━━ Available records ━━

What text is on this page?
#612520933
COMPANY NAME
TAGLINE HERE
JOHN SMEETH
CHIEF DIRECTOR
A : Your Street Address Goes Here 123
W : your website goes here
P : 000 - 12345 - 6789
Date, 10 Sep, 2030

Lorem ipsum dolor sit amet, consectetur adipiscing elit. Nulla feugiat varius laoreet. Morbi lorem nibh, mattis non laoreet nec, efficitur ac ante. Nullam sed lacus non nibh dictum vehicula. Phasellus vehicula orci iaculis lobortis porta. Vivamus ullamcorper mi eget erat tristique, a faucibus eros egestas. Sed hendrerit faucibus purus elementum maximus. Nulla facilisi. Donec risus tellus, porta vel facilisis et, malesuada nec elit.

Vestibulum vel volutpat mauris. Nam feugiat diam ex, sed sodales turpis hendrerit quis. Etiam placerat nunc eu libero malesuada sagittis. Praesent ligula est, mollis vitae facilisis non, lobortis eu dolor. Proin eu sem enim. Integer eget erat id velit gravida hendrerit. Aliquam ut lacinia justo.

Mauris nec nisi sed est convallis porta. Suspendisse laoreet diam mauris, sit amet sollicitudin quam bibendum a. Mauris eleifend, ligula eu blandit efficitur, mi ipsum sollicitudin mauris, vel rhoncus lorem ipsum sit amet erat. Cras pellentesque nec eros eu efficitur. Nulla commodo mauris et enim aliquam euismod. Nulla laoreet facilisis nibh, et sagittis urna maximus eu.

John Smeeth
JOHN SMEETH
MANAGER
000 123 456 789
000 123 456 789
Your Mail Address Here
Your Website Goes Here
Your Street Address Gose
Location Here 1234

━━━

• [Task directions]: Write out the entries above once more, without altering anything.

• [Result of this exercise]:
What text is on this page?
#612520933
COMPANY NAME
TAGLINE HERE
JOHN SMEETH
CHIEF DIRECTOR
A : Your Street Address Goes Here 123
W : your website goes here
P : 000 - 12345 - 6789
Date, 10 Sep, 2030

Lorem ipsum dolor sit amet, consectetur adipiscing elit. Nulla feugiat varius laoreet. Morbi lorem nibh, mattis non laoreet nec, efficitur ac ante. Nullam sed lacus non nibh dictum vehicula. Phasellus vehicula orci iaculis lobortis porta. Vivamus ullamcorper mi eget erat tristique, a faucibus eros egestas. Sed hendrerit faucibus purus elementum maximus. Nulla facilisi. Donec risus tellus, porta vel facilisis et, malesuada nec elit.

Vestibulum vel volutpat mauris. Nam feugiat diam ex, sed sodales turpis hendrerit quis. Etiam placerat nunc eu libero malesuada sagittis. Praesent ligula est, mollis vitae facilisis non, lobortis eu dolor. Proin eu sem enim. Integer eget erat id velit gravida hendrerit. Aliquam ut lacinia justo.

Mauris nec nisi sed est convallis porta. Suspendisse laoreet diam mauris, sit amet sollicitudin quam bibendum a. Mauris eleifend, ligula eu blandit efficitur, mi ipsum sollicitudin mauris, vel rhoncus lorem ipsum sit amet erat. Cras pellentesque nec eros eu efficitur. Nulla commodo mauris et enim aliquam euismod. Nulla laoreet facilisis nibh, et sagittis urna maximus eu.

John Smeeth
JOHN SMEETH
MANAGER
000 123 456 789
000 123 456 789
Your Mail Address Here
Your Website Goes Here
Your Street Address Gose
Location Here 1234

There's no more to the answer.